┌──

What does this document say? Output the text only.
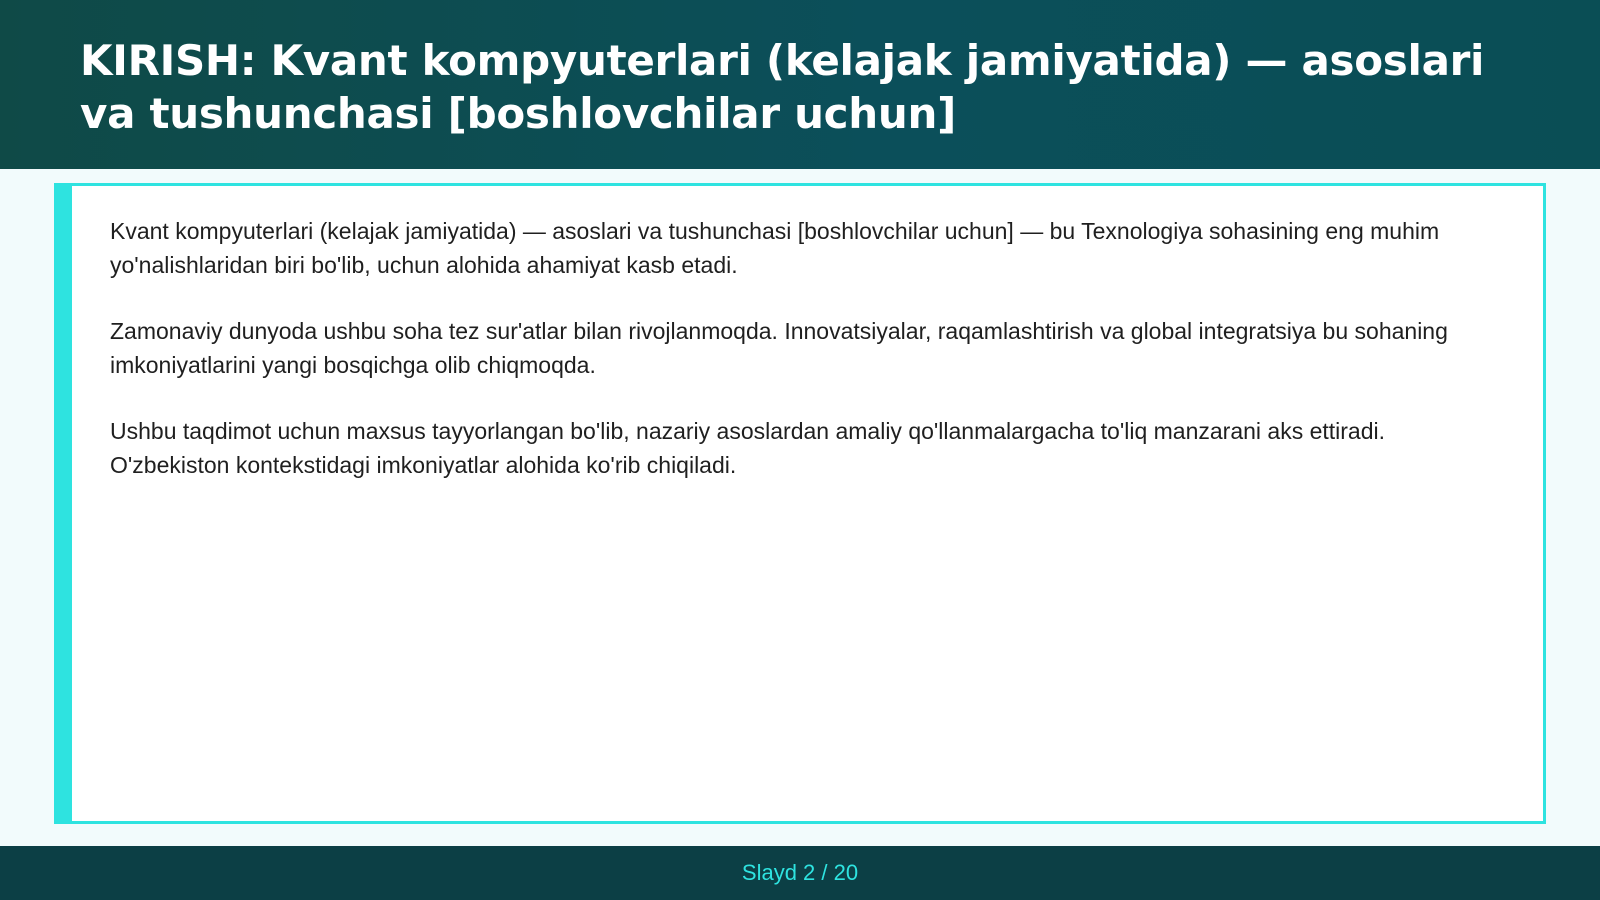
KIRISH: Kvant kompyuterlari (kelajak jamiyatida) — asoslari va tushunchasi [boshlovchilar uchun]

Kvant kompyuterlari (kelajak jamiyatida) — asoslari va tushunchasi [boshlovchilar uchun] — bu Texnologiya sohasining eng muhim yo'nalishlaridan biri bo'lib, uchun alohida ahamiyat kasb etadi.

Zamonaviy dunyoda ushbu soha tez sur'atlar bilan rivojlanmoqda. Innovatsiyalar, raqamlashtirish va global integratsiya bu sohaning imkoniyatlarini yangi bosqichga olib chiqmoqda.

Ushbu taqdimot uchun maxsus tayyorlangan bo'lib, nazariy asoslardan amaliy qo'llanmalargacha to'liq manzarani aks ettiradi. O'zbekiston kontekstidagi imkoniyatlar alohida ko'rib chiqiladi.

Slayd 2 / 20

└──

*TASK INSTRUCTIONS*.
Copy all lines from the material that hold "uchun".

*FINISHED EXERCISE*.
KIRISH: Kvant kompyuterlari (kelajak jamiyatida) — asoslari va tushunchasi [boshlovchilar uchun]
Kvant kompyuterlari (kelajak jamiyatida) — asoslari va tushunchasi [boshlovchilar uchun] — bu Texnologiya sohasining eng muhim yo'nalishlaridan biri bo'lib, uchun alohida ahamiyat kasb etadi.
Ushbu taqdimot uchun maxsus tayyorlangan bo'lib, nazariy asoslardan amaliy qo'llanmalargacha to'liq manzarani aks ettiradi. O'zbekiston kontekstidagi imkoniyatlar alohida ko'rib chiqiladi.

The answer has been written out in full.